[Stored data]
--- BEGIN ---

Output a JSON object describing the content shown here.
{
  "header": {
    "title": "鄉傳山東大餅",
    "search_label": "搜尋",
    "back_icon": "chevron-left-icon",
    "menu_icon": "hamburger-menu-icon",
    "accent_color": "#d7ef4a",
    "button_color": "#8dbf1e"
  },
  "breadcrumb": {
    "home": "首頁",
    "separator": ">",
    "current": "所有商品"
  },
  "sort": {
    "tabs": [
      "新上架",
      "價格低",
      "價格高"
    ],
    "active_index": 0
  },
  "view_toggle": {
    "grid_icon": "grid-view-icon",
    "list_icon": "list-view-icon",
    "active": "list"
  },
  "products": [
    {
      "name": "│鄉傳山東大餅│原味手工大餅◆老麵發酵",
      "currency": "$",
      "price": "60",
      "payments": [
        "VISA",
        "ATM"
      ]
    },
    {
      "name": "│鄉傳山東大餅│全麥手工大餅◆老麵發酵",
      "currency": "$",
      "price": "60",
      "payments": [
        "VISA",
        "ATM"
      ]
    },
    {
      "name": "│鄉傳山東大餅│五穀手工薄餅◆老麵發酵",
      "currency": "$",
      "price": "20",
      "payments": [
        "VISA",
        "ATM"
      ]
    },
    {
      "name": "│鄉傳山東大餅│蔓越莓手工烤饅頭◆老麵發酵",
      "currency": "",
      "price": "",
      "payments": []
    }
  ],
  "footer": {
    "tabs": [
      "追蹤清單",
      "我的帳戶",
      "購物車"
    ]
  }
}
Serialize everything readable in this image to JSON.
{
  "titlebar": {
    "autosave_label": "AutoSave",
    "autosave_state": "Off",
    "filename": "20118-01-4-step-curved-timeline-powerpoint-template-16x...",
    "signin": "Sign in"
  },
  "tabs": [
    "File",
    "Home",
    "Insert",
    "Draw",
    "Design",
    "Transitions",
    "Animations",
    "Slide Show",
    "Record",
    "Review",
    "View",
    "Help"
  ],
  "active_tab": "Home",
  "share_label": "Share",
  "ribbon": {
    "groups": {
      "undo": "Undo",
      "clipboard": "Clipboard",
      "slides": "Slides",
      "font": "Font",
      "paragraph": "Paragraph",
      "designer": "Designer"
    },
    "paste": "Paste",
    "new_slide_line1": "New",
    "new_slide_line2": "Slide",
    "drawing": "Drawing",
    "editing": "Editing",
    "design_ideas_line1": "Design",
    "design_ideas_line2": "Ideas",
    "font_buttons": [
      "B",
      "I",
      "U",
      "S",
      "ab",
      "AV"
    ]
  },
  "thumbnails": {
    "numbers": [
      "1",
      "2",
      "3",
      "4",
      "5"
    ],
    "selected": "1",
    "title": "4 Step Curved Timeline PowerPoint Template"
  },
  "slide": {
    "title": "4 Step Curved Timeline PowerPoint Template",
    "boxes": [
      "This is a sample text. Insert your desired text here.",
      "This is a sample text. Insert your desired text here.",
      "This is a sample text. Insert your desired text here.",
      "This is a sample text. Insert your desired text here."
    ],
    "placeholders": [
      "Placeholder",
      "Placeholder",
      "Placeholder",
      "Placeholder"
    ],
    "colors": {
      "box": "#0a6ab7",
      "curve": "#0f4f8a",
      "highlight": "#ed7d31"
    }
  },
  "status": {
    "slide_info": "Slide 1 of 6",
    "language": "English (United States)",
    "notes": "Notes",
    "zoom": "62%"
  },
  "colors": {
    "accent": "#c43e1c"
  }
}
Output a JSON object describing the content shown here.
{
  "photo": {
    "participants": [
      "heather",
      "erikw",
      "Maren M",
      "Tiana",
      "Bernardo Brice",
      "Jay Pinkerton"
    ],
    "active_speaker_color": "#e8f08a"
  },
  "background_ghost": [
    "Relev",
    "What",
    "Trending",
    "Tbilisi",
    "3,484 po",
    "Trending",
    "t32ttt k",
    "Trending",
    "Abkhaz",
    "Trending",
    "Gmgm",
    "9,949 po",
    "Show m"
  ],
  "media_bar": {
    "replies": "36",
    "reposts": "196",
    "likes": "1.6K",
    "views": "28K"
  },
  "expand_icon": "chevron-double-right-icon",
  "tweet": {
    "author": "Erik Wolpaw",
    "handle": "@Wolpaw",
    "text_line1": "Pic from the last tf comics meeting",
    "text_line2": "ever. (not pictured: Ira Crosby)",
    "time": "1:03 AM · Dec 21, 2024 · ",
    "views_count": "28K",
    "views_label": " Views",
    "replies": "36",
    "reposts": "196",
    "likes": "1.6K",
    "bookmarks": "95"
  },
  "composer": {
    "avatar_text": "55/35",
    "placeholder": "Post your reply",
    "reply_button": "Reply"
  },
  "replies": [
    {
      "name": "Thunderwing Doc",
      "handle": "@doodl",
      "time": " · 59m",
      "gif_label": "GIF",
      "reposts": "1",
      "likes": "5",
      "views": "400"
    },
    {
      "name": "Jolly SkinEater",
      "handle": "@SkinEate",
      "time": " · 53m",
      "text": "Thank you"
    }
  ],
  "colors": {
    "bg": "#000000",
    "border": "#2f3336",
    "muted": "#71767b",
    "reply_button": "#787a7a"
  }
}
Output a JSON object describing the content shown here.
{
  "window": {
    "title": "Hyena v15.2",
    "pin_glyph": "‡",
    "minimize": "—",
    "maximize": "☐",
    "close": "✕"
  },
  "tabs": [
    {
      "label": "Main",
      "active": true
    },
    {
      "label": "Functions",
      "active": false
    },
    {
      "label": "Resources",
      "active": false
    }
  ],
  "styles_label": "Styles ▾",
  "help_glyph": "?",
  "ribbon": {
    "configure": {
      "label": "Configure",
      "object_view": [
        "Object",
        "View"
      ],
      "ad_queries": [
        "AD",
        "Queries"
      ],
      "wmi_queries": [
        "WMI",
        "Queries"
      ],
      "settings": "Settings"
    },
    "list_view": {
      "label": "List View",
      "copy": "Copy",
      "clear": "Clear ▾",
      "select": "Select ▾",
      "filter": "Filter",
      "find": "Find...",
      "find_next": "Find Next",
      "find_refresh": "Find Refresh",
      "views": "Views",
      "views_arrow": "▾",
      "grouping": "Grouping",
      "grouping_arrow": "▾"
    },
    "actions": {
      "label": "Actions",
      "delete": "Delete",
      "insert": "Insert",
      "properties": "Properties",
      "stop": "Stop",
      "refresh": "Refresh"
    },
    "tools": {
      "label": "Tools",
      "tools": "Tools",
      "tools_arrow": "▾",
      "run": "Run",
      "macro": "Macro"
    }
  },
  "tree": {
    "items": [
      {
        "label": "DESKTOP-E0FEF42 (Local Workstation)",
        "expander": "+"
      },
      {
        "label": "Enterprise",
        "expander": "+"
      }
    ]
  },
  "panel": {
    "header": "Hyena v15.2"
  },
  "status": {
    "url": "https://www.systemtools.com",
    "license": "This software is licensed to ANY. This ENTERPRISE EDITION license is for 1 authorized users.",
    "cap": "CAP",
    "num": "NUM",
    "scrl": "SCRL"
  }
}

--- END ---

_Problem description:_
Transcribe all of the material exactly. Omit nothing.

_Solution below:_
Output a JSON object describing the content shown here.
{
  "header": {
    "title": "鄉傳山東大餅",
    "search_label": "搜尋",
    "back_icon": "chevron-left-icon",
    "menu_icon": "hamburger-menu-icon",
    "accent_color": "#d7ef4a",
    "button_color": "#8dbf1e"
  },
  "breadcrumb": {
    "home": "首頁",
    "separator": ">",
    "current": "所有商品"
  },
  "sort": {
    "tabs": [
      "新上架",
      "價格低",
      "價格高"
    ],
    "active_index": 0
  },
  "view_toggle": {
    "grid_icon": "grid-view-icon",
    "list_icon": "list-view-icon",
    "active": "list"
  },
  "products": [
    {
      "name": "│鄉傳山東大餅│原味手工大餅◆老麵發酵",
      "currency": "$",
      "price": "60",
      "payments": [
        "VISA",
        "ATM"
      ]
    },
    {
      "name": "│鄉傳山東大餅│全麥手工大餅◆老麵發酵",
      "currency": "$",
      "price": "60",
      "payments": [
        "VISA",
        "ATM"
      ]
    },
    {
      "name": "│鄉傳山東大餅│五穀手工薄餅◆老麵發酵",
      "currency": "$",
      "price": "20",
      "payments": [
        "VISA",
        "ATM"
      ]
    },
    {
      "name": "│鄉傳山東大餅│蔓越莓手工烤饅頭◆老麵發酵",
      "currency": "",
      "price": "",
      "payments": []
    }
  ],
  "footer": {
    "tabs": [
      "追蹤清單",
      "我的帳戶",
      "購物車"
    ]
  }
}
Serialize everything readable in this image to JSON.
{
  "titlebar": {
    "autosave_label": "AutoSave",
    "autosave_state": "Off",
    "filename": "20118-01-4-step-curved-timeline-powerpoint-template-16x...",
    "signin": "Sign in"
  },
  "tabs": [
    "File",
    "Home",
    "Insert",
    "Draw",
    "Design",
    "Transitions",
    "Animations",
    "Slide Show",
    "Record",
    "Review",
    "View",
    "Help"
  ],
  "active_tab": "Home",
  "share_label": "Share",
  "ribbon": {
    "groups": {
      "undo": "Undo",
      "clipboard": "Clipboard",
      "slides": "Slides",
      "font": "Font",
      "paragraph": "Paragraph",
      "designer": "Designer"
    },
    "paste": "Paste",
    "new_slide_line1": "New",
    "new_slide_line2": "Slide",
    "drawing": "Drawing",
    "editing": "Editing",
    "design_ideas_line1": "Design",
    "design_ideas_line2": "Ideas",
    "font_buttons": [
      "B",
      "I",
      "U",
      "S",
      "ab",
      "AV"
    ]
  },
  "thumbnails": {
    "numbers": [
      "1",
      "2",
      "3",
      "4",
      "5"
    ],
    "selected": "1",
    "title": "4 Step Curved Timeline PowerPoint Template"
  },
  "slide": {
    "title": "4 Step Curved Timeline PowerPoint Template",
    "boxes": [
      "This is a sample text. Insert your desired text here.",
      "This is a sample text. Insert your desired text here.",
      "This is a sample text. Insert your desired text here.",
      "This is a sample text. Insert your desired text here."
    ],
    "placeholders": [
      "Placeholder",
      "Placeholder",
      "Placeholder",
      "Placeholder"
    ],
    "colors": {
      "box": "#0a6ab7",
      "curve": "#0f4f8a",
      "highlight": "#ed7d31"
    }
  },
  "status": {
    "slide_info": "Slide 1 of 6",
    "language": "English (United States)",
    "notes": "Notes",
    "zoom": "62%"
  },
  "colors": {
    "accent": "#c43e1c"
  }
}
Output a JSON object describing the content shown here.
{
  "photo": {
    "participants": [
      "heather",
      "erikw",
      "Maren M",
      "Tiana",
      "Bernardo Brice",
      "Jay Pinkerton"
    ],
    "active_speaker_color": "#e8f08a"
  },
  "background_ghost": [
    "Relev",
    "What",
    "Trending",
    "Tbilisi",
    "3,484 po",
    "Trending",
    "t32ttt k",
    "Trending",
    "Abkhaz",
    "Trending",
    "Gmgm",
    "9,949 po",
    "Show m"
  ],
  "media_bar": {
    "replies": "36",
    "reposts": "196",
    "likes": "1.6K",
    "views": "28K"
  },
  "expand_icon": "chevron-double-right-icon",
  "tweet": {
    "author": "Erik Wolpaw",
    "handle": "@Wolpaw",
    "text_line1": "Pic from the last tf comics meeting",
    "text_line2": "ever. (not pictured: Ira Crosby)",
    "time": "1:03 AM · Dec 21, 2024 · ",
    "views_count": "28K",
    "views_label": " Views",
    "replies": "36",
    "reposts": "196",
    "likes": "1.6K",
    "bookmarks": "95"
  },
  "composer": {
    "avatar_text": "55/35",
    "placeholder": "Post your reply",
    "reply_button": "Reply"
  },
  "replies": [
    {
      "name": "Thunderwing Doc",
      "handle": "@doodl",
      "time": " · 59m",
      "gif_label": "GIF",
      "reposts": "1",
      "likes": "5",
      "views": "400"
    },
    {
      "name": "Jolly SkinEater",
      "handle": "@SkinEate",
      "time": " · 53m",
      "text": "Thank you"
    }
  ],
  "colors": {
    "bg": "#000000",
    "border": "#2f3336",
    "muted": "#71767b",
    "reply_button": "#787a7a"
  }
}
Output a JSON object describing the content shown here.
{
  "window": {
    "title": "Hyena v15.2",
    "pin_glyph": "‡",
    "minimize": "—",
    "maximize": "☐",
    "close": "✕"
  },
  "tabs": [
    {
      "label": "Main",
      "active": true
    },
    {
      "label": "Functions",
      "active": false
    },
    {
      "label": "Resources",
      "active": false
    }
  ],
  "styles_label": "Styles ▾",
  "help_glyph": "?",
  "ribbon": {
    "configure": {
      "label": "Configure",
      "object_view": [
        "Object",
        "View"
      ],
      "ad_queries": [
        "AD",
        "Queries"
      ],
      "wmi_queries": [
        "WMI",
        "Queries"
      ],
      "settings": "Settings"
    },
    "list_view": {
      "label": "List View",
      "copy": "Copy",
      "clear": "Clear ▾",
      "select": "Select ▾",
      "filter": "Filter",
      "find": "Find...",
      "find_next": "Find Next",
      "find_refresh": "Find Refresh",
      "views": "Views",
      "views_arrow": "▾",
      "grouping": "Grouping",
      "grouping_arrow": "▾"
    },
    "actions": {
      "label": "Actions",
      "delete": "Delete",
      "insert": "Insert",
      "properties": "Properties",
      "stop": "Stop",
      "refresh": "Refresh"
    },
    "tools": {
      "label": "Tools",
      "tools": "Tools",
      "tools_arrow": "▾",
      "run": "Run",
      "macro": "Macro"
    }
  },
  "tree": {
    "items": [
      {
        "label": "DESKTOP-E0FEF42 (Local Workstation)",
        "expander": "+"
      },
      {
        "label": "Enterprise",
        "expander": "+"
      }
    ]
  },
  "panel": {
    "header": "Hyena v15.2"
  },
  "status": {
    "url": "https://www.systemtools.com",
    "license": "This software is licensed to ANY. This ENTERPRISE EDITION license is for 1 authorized users.",
    "cap": "CAP",
    "num": "NUM",
    "scrl": "SCRL"
  }
}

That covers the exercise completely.